- _What to produce_: Return the lines below that carry the word "this".

- _Materials provided_:
___
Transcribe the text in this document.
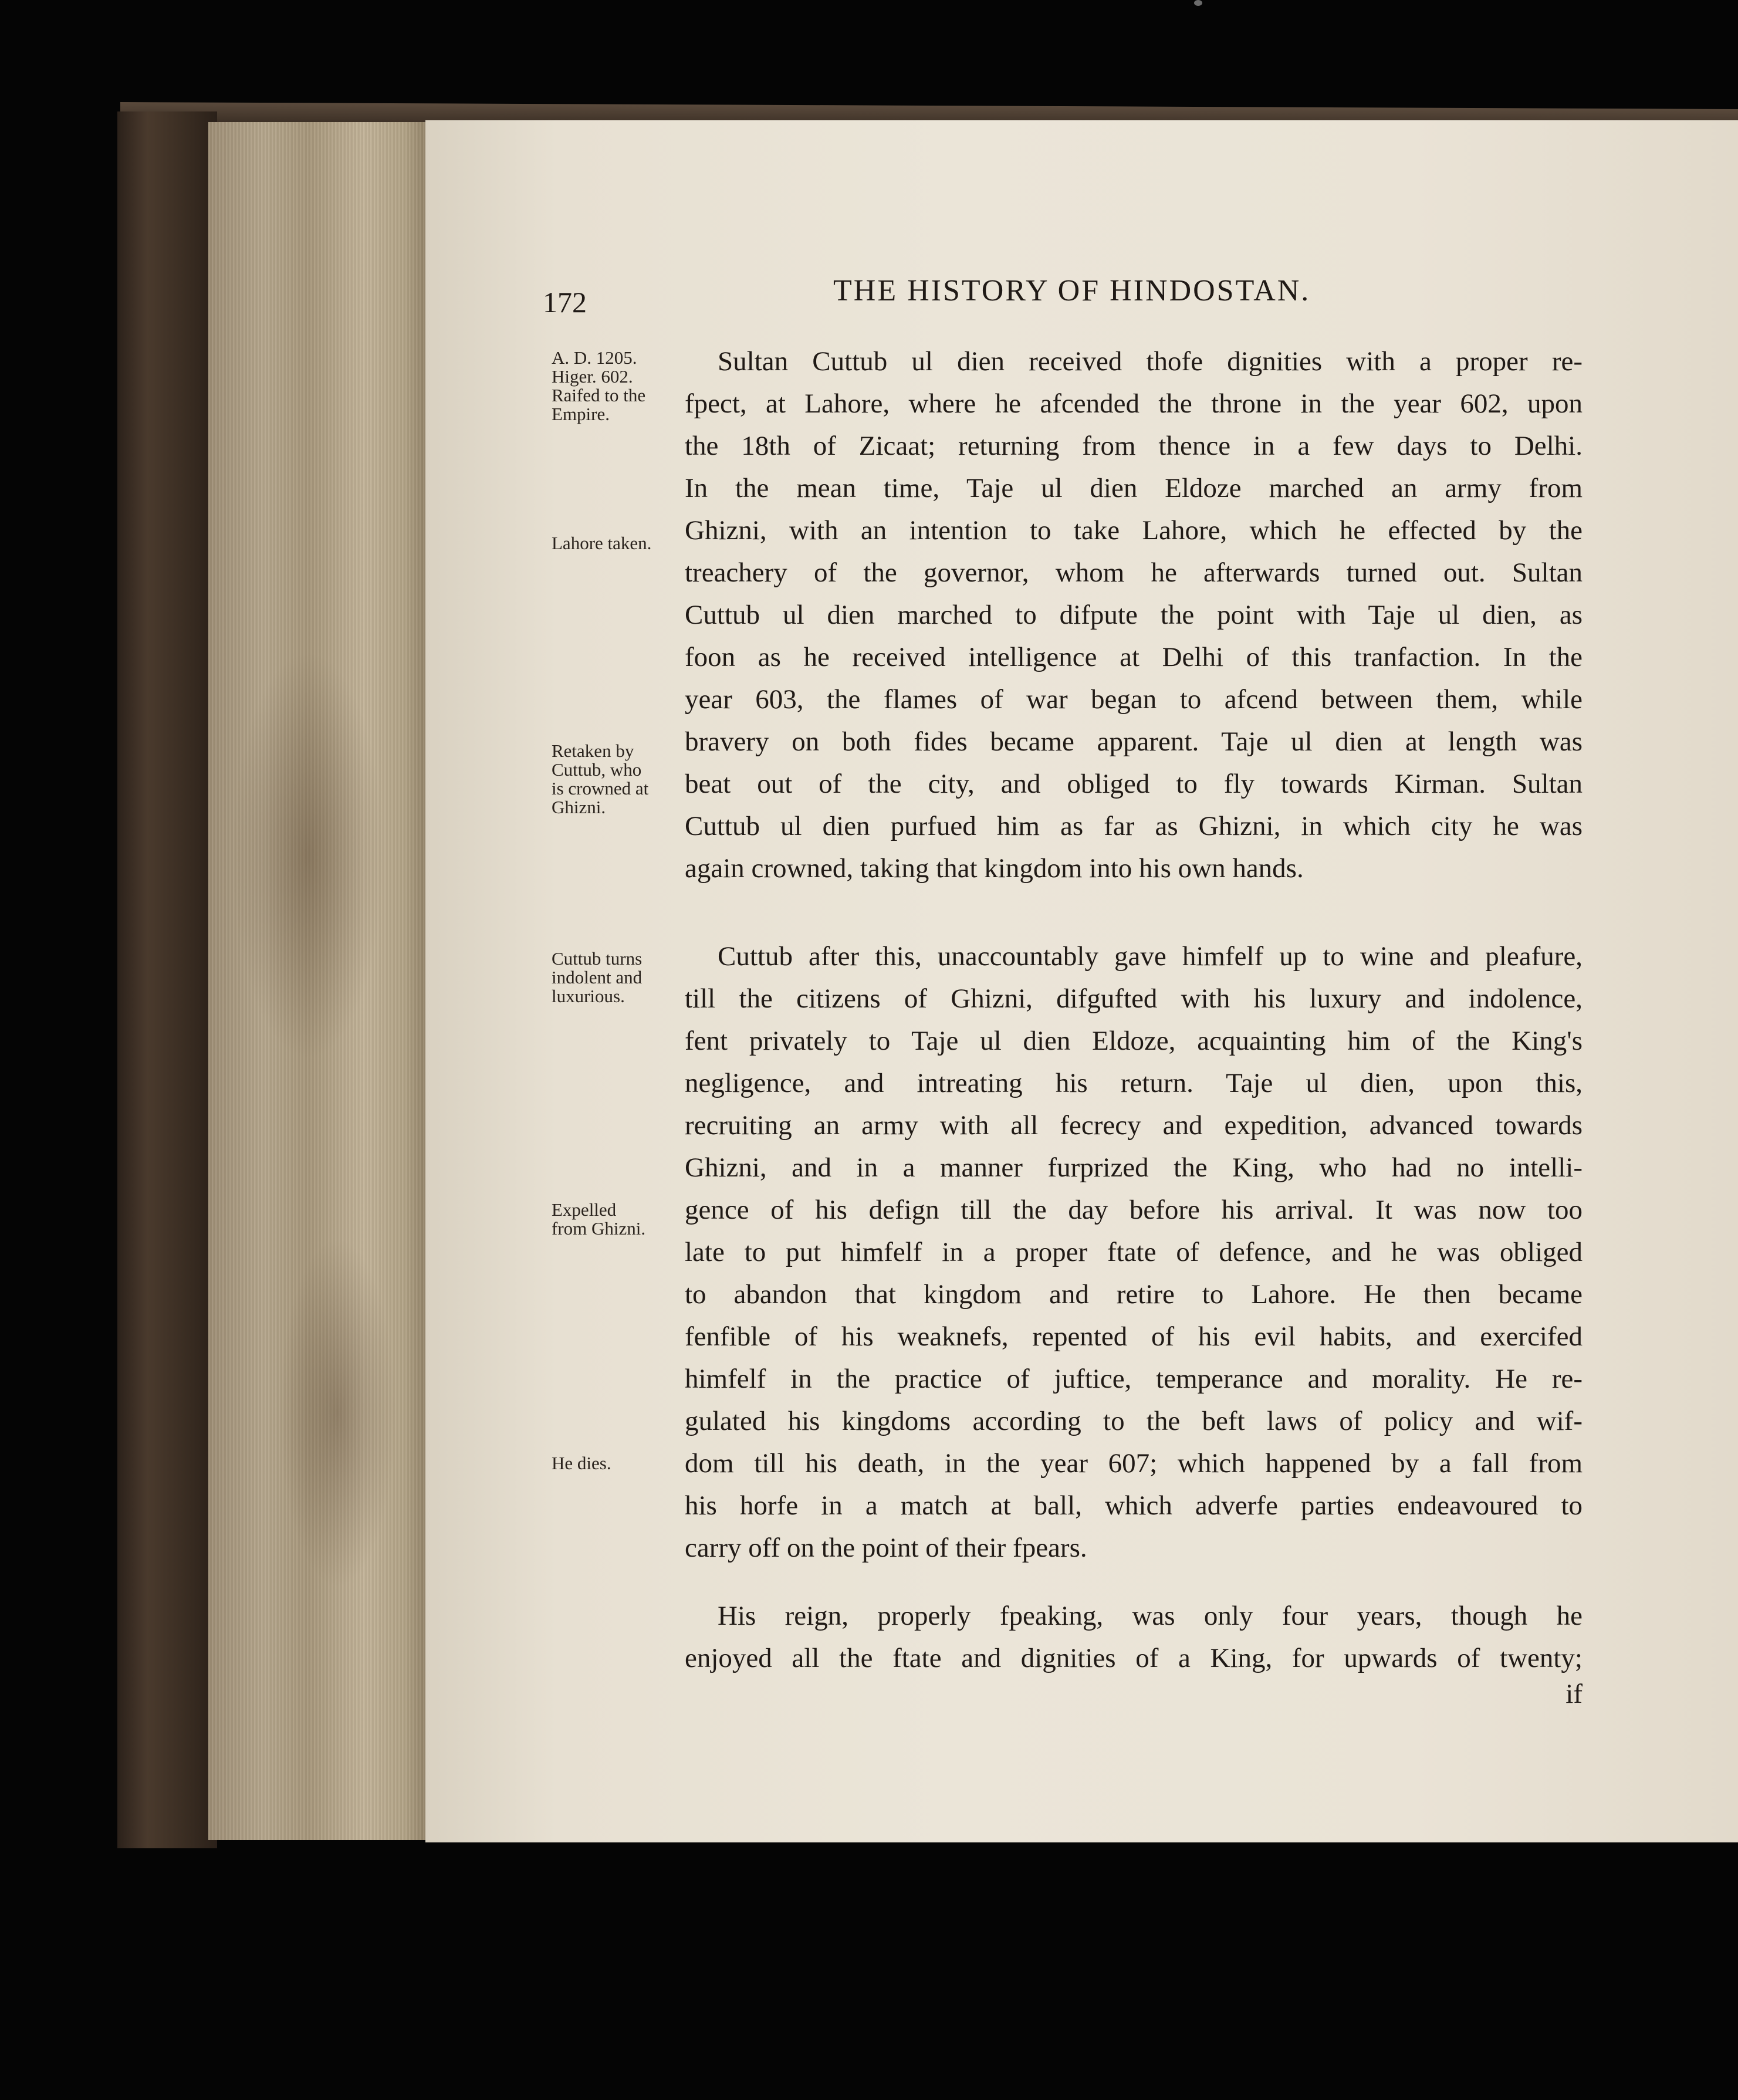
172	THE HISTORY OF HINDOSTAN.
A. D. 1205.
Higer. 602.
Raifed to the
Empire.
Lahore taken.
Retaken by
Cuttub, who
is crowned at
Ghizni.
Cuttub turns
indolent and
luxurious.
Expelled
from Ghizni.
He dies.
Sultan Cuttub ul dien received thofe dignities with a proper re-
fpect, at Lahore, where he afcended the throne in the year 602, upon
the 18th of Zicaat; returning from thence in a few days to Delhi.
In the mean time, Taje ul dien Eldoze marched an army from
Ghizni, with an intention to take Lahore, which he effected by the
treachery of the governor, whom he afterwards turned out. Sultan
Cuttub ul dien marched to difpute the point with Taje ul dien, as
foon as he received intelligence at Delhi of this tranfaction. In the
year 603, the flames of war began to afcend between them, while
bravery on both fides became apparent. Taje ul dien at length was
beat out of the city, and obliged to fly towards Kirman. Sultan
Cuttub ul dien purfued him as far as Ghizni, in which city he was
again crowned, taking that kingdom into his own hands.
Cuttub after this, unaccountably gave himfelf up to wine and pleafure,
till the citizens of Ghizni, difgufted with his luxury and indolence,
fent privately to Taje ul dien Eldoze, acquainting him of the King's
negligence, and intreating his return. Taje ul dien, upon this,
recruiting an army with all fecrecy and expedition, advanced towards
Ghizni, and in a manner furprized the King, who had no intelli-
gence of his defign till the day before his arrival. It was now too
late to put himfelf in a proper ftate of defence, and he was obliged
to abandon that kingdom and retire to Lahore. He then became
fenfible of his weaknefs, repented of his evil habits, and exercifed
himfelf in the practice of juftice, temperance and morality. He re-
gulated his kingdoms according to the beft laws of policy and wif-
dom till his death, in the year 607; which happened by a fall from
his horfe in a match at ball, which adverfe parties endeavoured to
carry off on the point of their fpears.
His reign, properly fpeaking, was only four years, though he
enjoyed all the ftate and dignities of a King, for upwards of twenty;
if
___
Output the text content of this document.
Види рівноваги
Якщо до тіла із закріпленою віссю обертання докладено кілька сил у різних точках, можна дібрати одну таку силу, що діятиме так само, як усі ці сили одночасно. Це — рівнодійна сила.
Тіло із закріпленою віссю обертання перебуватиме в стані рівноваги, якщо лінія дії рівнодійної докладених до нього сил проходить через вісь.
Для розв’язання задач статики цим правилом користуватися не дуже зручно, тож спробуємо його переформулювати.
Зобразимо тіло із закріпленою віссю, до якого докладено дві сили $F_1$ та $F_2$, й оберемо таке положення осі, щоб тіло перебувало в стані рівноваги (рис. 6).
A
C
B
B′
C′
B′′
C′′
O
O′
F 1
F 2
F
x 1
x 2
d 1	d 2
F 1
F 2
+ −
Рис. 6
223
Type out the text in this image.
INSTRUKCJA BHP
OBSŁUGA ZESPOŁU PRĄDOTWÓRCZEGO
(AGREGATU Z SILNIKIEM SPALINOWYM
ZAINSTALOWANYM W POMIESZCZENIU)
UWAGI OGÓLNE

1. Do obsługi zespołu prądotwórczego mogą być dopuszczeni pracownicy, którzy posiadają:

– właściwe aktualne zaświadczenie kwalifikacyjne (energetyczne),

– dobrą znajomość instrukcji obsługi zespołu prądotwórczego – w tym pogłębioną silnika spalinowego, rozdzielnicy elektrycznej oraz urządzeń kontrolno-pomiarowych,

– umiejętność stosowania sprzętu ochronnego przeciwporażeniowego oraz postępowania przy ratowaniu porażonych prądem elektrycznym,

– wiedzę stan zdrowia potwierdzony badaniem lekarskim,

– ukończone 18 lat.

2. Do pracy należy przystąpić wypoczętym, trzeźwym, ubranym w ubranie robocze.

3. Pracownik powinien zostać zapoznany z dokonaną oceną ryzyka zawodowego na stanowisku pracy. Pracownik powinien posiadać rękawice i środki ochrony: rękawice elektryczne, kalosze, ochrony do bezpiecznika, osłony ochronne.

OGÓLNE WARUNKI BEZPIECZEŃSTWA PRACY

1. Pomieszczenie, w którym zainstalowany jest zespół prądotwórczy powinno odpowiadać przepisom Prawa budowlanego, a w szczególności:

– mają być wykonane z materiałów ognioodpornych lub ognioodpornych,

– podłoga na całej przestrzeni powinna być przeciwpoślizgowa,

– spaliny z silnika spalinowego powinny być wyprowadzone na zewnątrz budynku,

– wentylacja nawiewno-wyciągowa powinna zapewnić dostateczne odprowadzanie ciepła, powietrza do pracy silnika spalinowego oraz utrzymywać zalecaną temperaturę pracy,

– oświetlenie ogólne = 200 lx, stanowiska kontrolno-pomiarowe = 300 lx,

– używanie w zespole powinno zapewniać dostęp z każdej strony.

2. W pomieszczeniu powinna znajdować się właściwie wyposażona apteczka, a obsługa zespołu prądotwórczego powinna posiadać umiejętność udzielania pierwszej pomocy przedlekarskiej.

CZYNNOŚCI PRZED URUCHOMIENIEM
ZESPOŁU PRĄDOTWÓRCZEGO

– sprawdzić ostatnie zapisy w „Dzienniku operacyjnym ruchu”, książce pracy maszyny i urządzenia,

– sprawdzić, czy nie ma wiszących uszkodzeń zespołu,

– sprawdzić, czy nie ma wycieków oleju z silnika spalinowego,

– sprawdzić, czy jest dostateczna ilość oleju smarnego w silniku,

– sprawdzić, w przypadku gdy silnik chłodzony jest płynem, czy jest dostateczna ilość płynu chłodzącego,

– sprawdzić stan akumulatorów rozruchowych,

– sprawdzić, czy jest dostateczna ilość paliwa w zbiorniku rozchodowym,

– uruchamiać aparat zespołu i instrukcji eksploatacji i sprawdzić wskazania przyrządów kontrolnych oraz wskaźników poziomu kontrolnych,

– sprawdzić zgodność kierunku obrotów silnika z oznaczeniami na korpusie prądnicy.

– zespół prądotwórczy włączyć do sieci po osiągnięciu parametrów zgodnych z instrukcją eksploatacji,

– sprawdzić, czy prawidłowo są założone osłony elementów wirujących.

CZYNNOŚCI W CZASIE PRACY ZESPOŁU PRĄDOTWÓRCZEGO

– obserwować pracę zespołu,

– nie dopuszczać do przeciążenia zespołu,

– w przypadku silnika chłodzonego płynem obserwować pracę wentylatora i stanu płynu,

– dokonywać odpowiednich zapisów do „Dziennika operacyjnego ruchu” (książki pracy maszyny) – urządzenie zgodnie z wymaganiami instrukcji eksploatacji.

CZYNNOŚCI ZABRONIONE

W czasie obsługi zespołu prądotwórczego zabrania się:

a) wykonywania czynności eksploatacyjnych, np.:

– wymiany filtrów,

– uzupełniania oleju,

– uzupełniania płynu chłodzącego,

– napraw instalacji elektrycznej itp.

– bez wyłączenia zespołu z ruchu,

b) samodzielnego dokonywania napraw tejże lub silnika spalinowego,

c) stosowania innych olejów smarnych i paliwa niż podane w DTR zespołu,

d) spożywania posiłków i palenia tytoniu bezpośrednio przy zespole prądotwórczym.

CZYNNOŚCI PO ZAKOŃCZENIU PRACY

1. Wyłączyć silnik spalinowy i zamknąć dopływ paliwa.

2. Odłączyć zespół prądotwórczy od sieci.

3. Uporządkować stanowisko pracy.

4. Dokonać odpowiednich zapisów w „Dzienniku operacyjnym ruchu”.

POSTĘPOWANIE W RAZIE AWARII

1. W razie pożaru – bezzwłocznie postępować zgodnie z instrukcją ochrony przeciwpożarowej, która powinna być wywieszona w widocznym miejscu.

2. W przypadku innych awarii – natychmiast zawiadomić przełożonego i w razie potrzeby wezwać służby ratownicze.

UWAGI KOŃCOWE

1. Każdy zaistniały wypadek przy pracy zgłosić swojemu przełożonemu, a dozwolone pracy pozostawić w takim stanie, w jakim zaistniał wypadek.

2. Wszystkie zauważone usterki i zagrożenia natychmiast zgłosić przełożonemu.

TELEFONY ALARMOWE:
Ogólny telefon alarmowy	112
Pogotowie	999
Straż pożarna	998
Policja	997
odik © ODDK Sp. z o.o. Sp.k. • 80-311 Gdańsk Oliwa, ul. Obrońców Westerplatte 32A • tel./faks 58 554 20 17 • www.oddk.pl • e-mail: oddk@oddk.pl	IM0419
___
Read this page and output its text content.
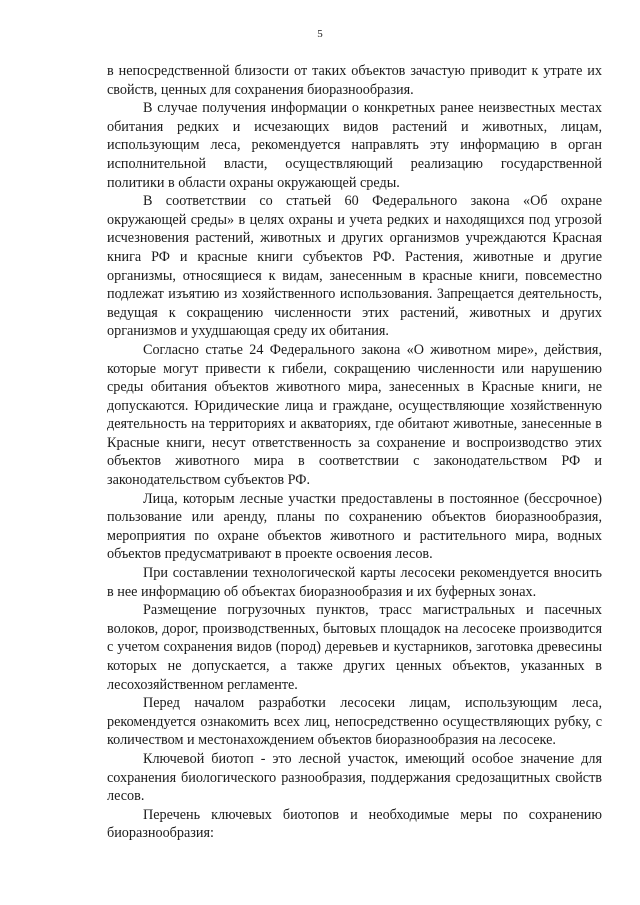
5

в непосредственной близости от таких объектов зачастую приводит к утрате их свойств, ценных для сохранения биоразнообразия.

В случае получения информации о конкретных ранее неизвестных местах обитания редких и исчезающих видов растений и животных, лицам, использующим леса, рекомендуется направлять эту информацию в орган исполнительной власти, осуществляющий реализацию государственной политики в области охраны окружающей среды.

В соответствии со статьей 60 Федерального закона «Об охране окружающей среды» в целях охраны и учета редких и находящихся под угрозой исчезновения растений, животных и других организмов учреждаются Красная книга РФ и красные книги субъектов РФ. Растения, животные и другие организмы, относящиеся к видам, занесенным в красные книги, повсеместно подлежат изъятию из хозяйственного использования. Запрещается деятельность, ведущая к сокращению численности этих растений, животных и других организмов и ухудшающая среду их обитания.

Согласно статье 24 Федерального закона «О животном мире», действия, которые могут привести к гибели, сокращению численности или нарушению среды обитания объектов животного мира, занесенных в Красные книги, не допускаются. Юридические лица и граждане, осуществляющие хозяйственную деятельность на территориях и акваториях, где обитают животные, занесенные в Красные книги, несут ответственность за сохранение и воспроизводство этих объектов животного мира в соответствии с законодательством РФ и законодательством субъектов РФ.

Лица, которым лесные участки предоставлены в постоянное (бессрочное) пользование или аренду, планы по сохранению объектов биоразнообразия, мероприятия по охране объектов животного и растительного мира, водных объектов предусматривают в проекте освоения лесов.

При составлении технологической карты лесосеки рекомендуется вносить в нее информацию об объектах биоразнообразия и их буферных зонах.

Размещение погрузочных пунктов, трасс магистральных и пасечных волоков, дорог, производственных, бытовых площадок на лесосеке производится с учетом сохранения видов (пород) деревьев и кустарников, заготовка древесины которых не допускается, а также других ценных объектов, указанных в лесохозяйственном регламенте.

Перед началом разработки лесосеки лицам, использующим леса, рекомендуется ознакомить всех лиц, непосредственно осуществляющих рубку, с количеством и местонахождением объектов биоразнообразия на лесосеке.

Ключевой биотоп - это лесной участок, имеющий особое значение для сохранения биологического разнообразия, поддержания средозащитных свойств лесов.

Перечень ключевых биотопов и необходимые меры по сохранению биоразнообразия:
___
- _Answer_:
Transcribe the text in this document.
foon as he received intelligence at Delhi of this tranfaction. In the
Cuttub after this, unaccountably gave himfelf up to wine and pleafure,
negligence, and intreating his return. Taje ul dien, upon this,
Output the text content of this document.
Type out the text in this image.
Read this page and output its text content.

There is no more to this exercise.